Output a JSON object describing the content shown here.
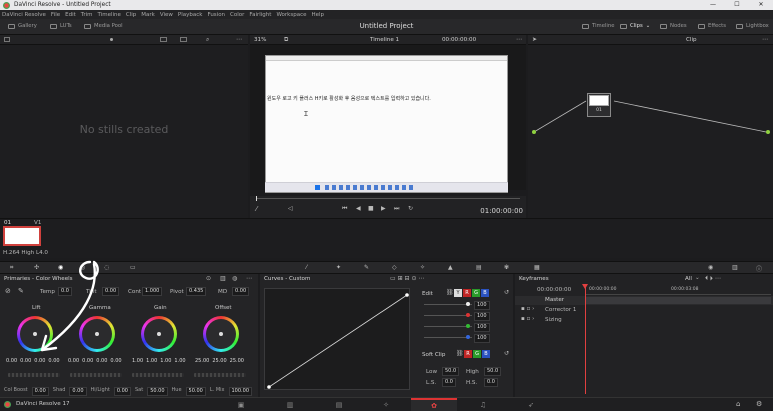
{
  "window": {
    "title": "DaVinci Resolve - Untitled Project",
    "min": "—",
    "max": "☐",
    "close": "✕"
  },
  "menu": [
    "DaVinci Resolve",
    "File",
    "Edit",
    "Trim",
    "Timeline",
    "Clip",
    "Mark",
    "View",
    "Playback",
    "Fusion",
    "Color",
    "Fairlight",
    "Workspace",
    "Help"
  ],
  "header": {
    "project_title": "Untitled Project",
    "gallery": "Gallery",
    "luts": "LUTs",
    "media_pool": "Media Pool",
    "timeline": "Timeline",
    "clips": "Clips",
    "nodes": "Nodes",
    "effects": "Effects",
    "lightbox": "Lightbox"
  },
  "viewer": {
    "zoom": "31%",
    "timeline_name": "Timeline 1",
    "timecode_top": "00:00:00:00",
    "timecode": "01:00:00:00",
    "korean_text": "윈도우 로고 키 플러스 H키로 활성화 후 음성으로 텍스트를 입력하고 있습니다."
  },
  "gallery": {
    "empty_text": "No stills created"
  },
  "nodes": {
    "mode": "Clip",
    "node_label": "01"
  },
  "clips": {
    "index": "01",
    "track": "V1",
    "codec": "H.264 High L4.0"
  },
  "primaries": {
    "title": "Primaries - Color Wheels",
    "temp_label": "Temp",
    "temp": "0.0",
    "tint_label": "Tint",
    "tint": "0.00",
    "cont_label": "Cont",
    "cont": "1.000",
    "pivot_label": "Pivot",
    "pivot": "0.435",
    "md_label": "MD",
    "md": "0.00",
    "wheels": [
      {
        "name": "Lift",
        "values": [
          "0.00",
          "0.00",
          "0.00",
          "0.00"
        ]
      },
      {
        "name": "Gamma",
        "values": [
          "0.00",
          "0.00",
          "0.00",
          "0.00"
        ]
      },
      {
        "name": "Gain",
        "values": [
          "1.00",
          "1.00",
          "1.00",
          "1.00"
        ]
      },
      {
        "name": "Offset",
        "values": [
          "25.00",
          "25.00",
          "25.00"
        ]
      }
    ],
    "bottom": [
      {
        "label": "Col Boost",
        "value": "0.00"
      },
      {
        "label": "Shad",
        "value": "0.00"
      },
      {
        "label": "Hi/Light",
        "value": "0.00"
      },
      {
        "label": "Sat",
        "value": "50.00"
      },
      {
        "label": "Hue",
        "value": "50.00"
      },
      {
        "label": "L. Mix",
        "value": "100.00"
      }
    ]
  },
  "curves": {
    "title": "Curves - Custom",
    "edit": "Edit",
    "values": [
      "100",
      "100",
      "100",
      "100"
    ],
    "soft_clip": "Soft Clip",
    "low_label": "Low",
    "low": "50.0",
    "high_label": "High",
    "high": "50.0",
    "ls_label": "L.S.",
    "ls": "0.0",
    "hs_label": "H.S.",
    "hs": "0.0"
  },
  "keyframes": {
    "title": "Keyframes",
    "filter": "All",
    "timecode": "00:00:00:00",
    "tc2": "00:00:00:00",
    "tc3": "00:00:03:08",
    "rows": [
      "Master",
      "Corrector 1",
      "Sizing"
    ]
  },
  "footer": {
    "app": "DaVinci Resolve 17"
  }
}
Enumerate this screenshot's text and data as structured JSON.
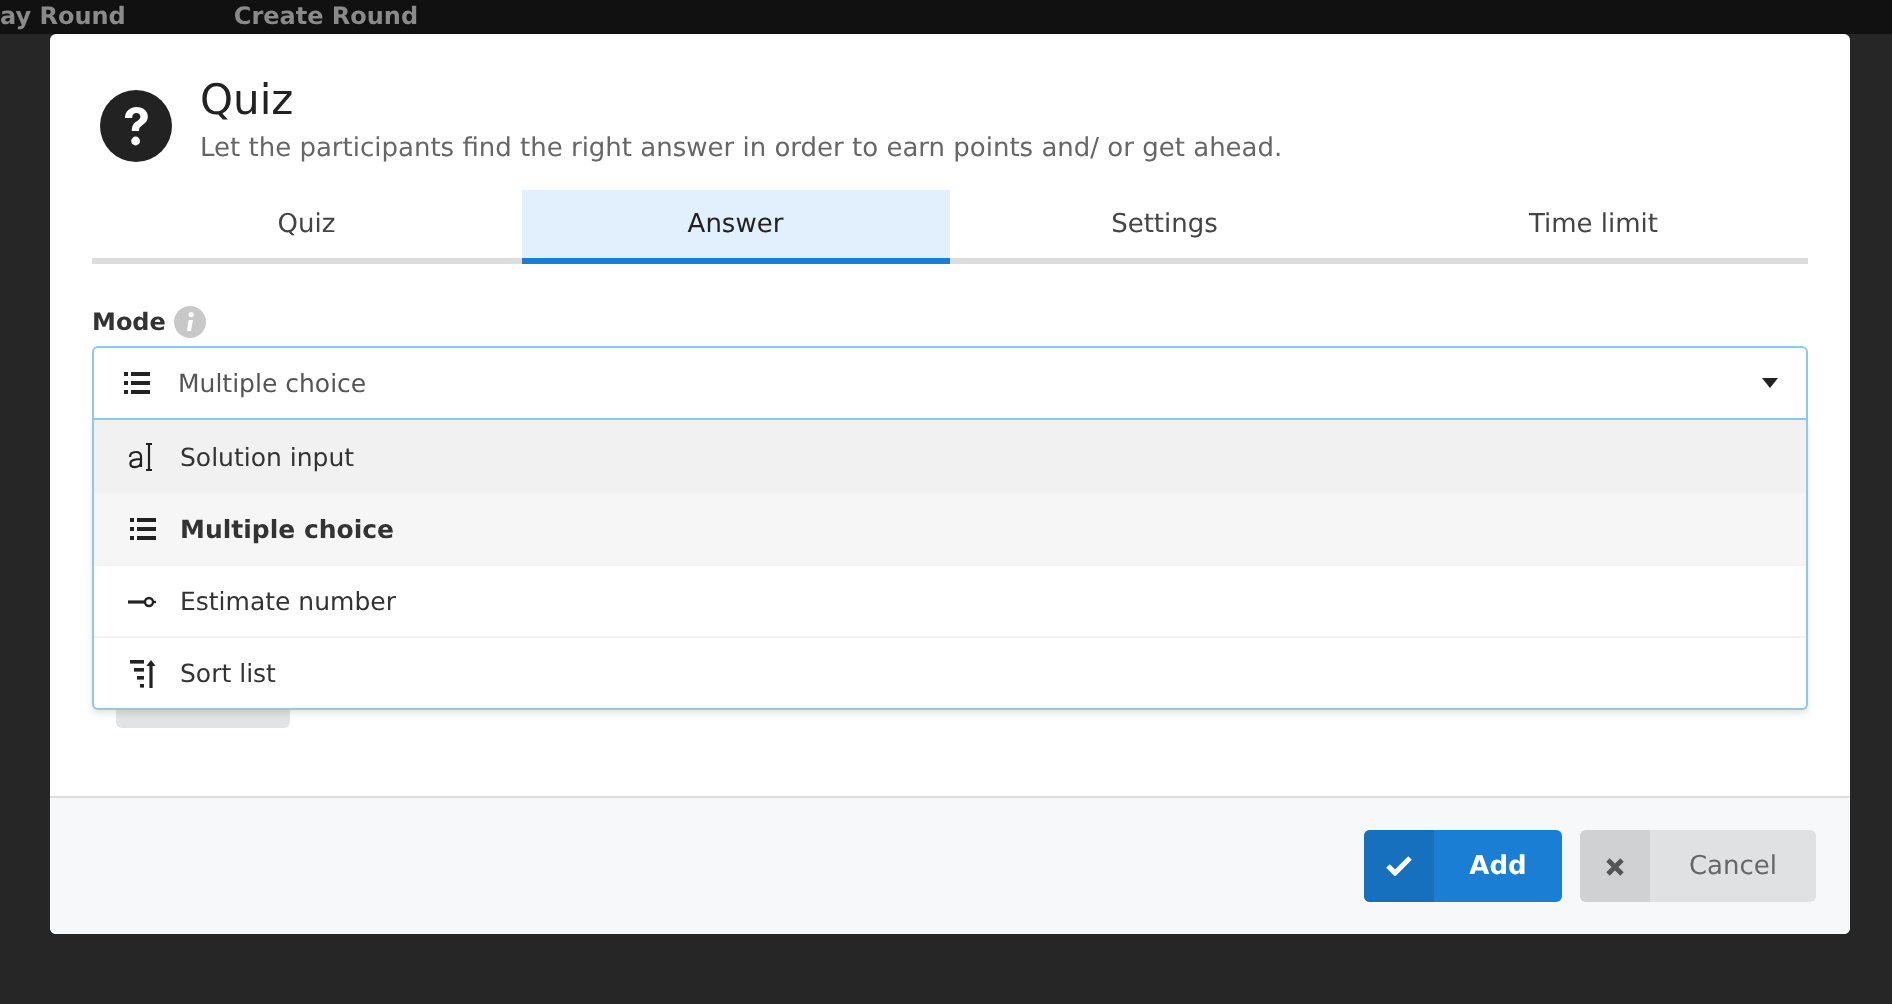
{
  "background_nav": [
    "ay Round",
    "Create Round"
  ],
  "dialog": {
    "title": "Quiz",
    "subtitle": "Let the participants find the right answer in order to earn points and/ or get ahead.",
    "tabs": [
      {
        "label": "Quiz",
        "selected": false
      },
      {
        "label": "Answer",
        "selected": true
      },
      {
        "label": "Settings",
        "selected": false
      },
      {
        "label": "Time limit",
        "selected": false
      }
    ],
    "mode": {
      "label": "Mode",
      "value": {
        "label": "Multiple choice",
        "kind": "list"
      },
      "expanded": true,
      "options": [
        {
          "label": "Solution input",
          "kind": "text",
          "selected": false,
          "highlighted": true
        },
        {
          "label": "Multiple choice",
          "kind": "list",
          "selected": true,
          "highlighted": false
        },
        {
          "label": "Estimate number",
          "kind": "slider",
          "selected": false,
          "highlighted": false
        },
        {
          "label": "Sort list",
          "kind": "sort",
          "selected": false,
          "highlighted": false
        }
      ]
    },
    "buttons": [
      {
        "label": "Add",
        "kind": "primary"
      },
      {
        "label": "Cancel",
        "kind": "secondary"
      }
    ]
  }
}
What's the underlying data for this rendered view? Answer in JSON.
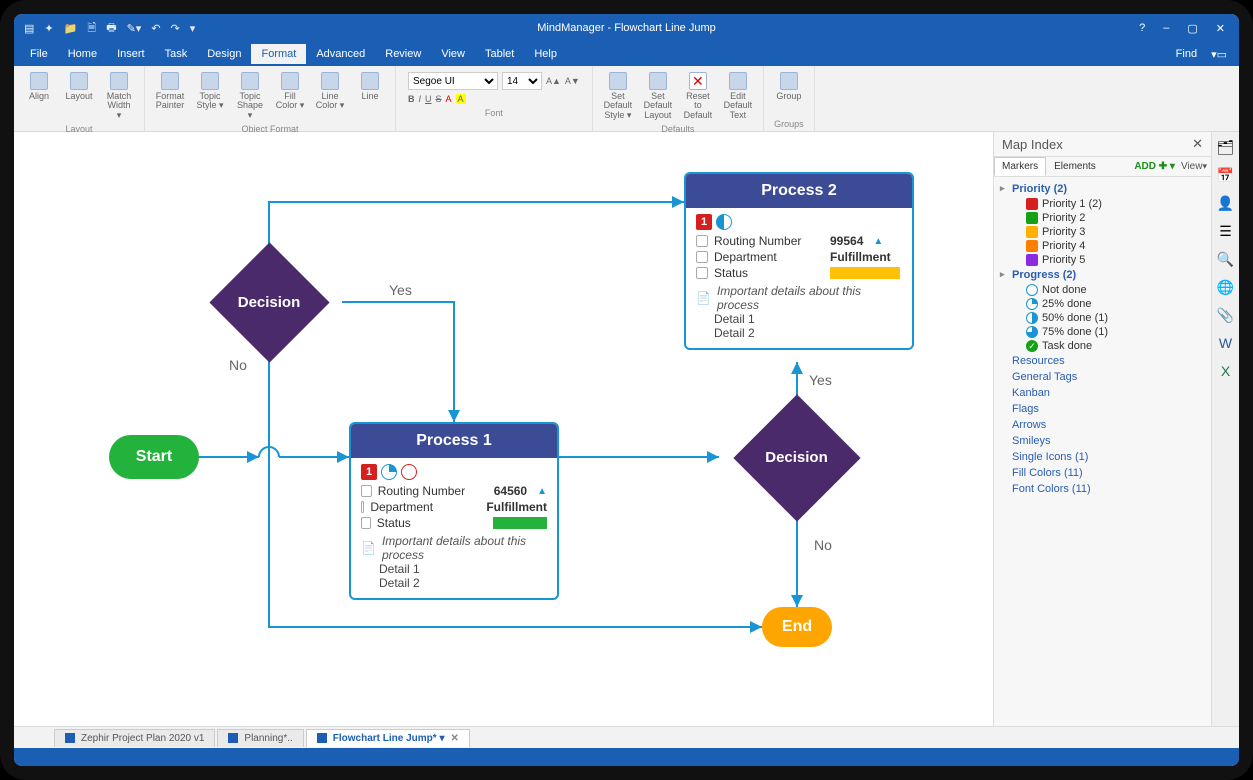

——————

> [Goal]
Except for the pictures, give all the material above again verbatim.

> [Output below]
Output a JSON object describing the content shown here.
{
  "window": {
    "title": "DaVinci Resolve - Untitled Project",
    "min": "—",
    "max": "☐",
    "close": "✕"
  },
  "menu": [
    "DaVinci Resolve",
    "File",
    "Edit",
    "Trim",
    "Timeline",
    "Clip",
    "Mark",
    "View",
    "Playback",
    "Fusion",
    "Color",
    "Fairlight",
    "Workspace",
    "Help"
  ],
  "header": {
    "project_title": "Untitled Project",
    "gallery": "Gallery",
    "luts": "LUTs",
    "media_pool": "Media Pool",
    "timeline": "Timeline",
    "clips": "Clips",
    "nodes": "Nodes",
    "effects": "Effects",
    "lightbox": "Lightbox"
  },
  "viewer": {
    "zoom": "31%",
    "timeline_name": "Timeline 1",
    "timecode_top": "00:00:00:00",
    "timecode": "01:00:00:00",
    "korean_text": "윈도우 로고 키 플러스 H키로 활성화 후 음성으로 텍스트를 입력하고 있습니다."
  },
  "gallery": {
    "empty_text": "No stills created"
  },
  "nodes": {
    "mode": "Clip",
    "node_label": "01"
  },
  "clips": {
    "index": "01",
    "track": "V1",
    "codec": "H.264 High L4.0"
  },
  "primaries": {
    "title": "Primaries - Color Wheels",
    "temp_label": "Temp",
    "temp": "0.0",
    "tint_label": "Tint",
    "tint": "0.00",
    "cont_label": "Cont",
    "cont": "1.000",
    "pivot_label": "Pivot",
    "pivot": "0.435",
    "md_label": "MD",
    "md": "0.00",
    "wheels": [
      {
        "name": "Lift",
        "values": [
          "0.00",
          "0.00",
          "0.00",
          "0.00"
        ]
      },
      {
        "name": "Gamma",
        "values": [
          "0.00",
          "0.00",
          "0.00",
          "0.00"
        ]
      },
      {
        "name": "Gain",
        "values": [
          "1.00",
          "1.00",
          "1.00",
          "1.00"
        ]
      },
      {
        "name": "Offset",
        "values": [
          "25.00",
          "25.00",
          "25.00"
        ]
      }
    ],
    "bottom": [
      {
        "label": "Col Boost",
        "value": "0.00"
      },
      {
        "label": "Shad",
        "value": "0.00"
      },
      {
        "label": "Hi/Light",
        "value": "0.00"
      },
      {
        "label": "Sat",
        "value": "50.00"
      },
      {
        "label": "Hue",
        "value": "50.00"
      },
      {
        "label": "L. Mix",
        "value": "100.00"
      }
    ]
  },
  "curves": {
    "title": "Curves - Custom",
    "edit": "Edit",
    "values": [
      "100",
      "100",
      "100",
      "100"
    ],
    "soft_clip": "Soft Clip",
    "low_label": "Low",
    "low": "50.0",
    "high_label": "High",
    "high": "50.0",
    "ls_label": "L.S.",
    "ls": "0.0",
    "hs_label": "H.S.",
    "hs": "0.0"
  },
  "keyframes": {
    "title": "Keyframes",
    "filter": "All",
    "timecode": "00:00:00:00",
    "tc2": "00:00:00:00",
    "tc3": "00:00:03:08",
    "rows": [
      "Master",
      "Corrector 1",
      "Sizing"
    ]
  },
  "footer": {
    "app": "DaVinci Resolve 17"
  }
}
Enumerate this screenshot's text and data as structured JSON.
{
  "background_nav": [
    "ay Round",
    "Create Round"
  ],
  "dialog": {
    "title": "Quiz",
    "subtitle": "Let the participants find the right answer in order to earn points and/ or get ahead.",
    "tabs": [
      {
        "label": "Quiz",
        "selected": false
      },
      {
        "label": "Answer",
        "selected": true
      },
      {
        "label": "Settings",
        "selected": false
      },
      {
        "label": "Time limit",
        "selected": false
      }
    ],
    "mode": {
      "label": "Mode",
      "value": {
        "label": "Multiple choice",
        "kind": "list"
      },
      "expanded": true,
      "options": [
        {
          "label": "Solution input",
          "kind": "text",
          "selected": false,
          "highlighted": true
        },
        {
          "label": "Multiple choice",
          "kind": "list",
          "selected": true,
          "highlighted": false
        },
        {
          "label": "Estimate number",
          "kind": "slider",
          "selected": false,
          "highlighted": false
        },
        {
          "label": "Sort list",
          "kind": "sort",
          "selected": false,
          "highlighted": false
        }
      ]
    },
    "buttons": [
      {
        "label": "Add",
        "kind": "primary"
      },
      {
        "label": "Cancel",
        "kind": "secondary"
      }
    ]
  }
}
What's the underlying data for this rendered view? Answer in JSON.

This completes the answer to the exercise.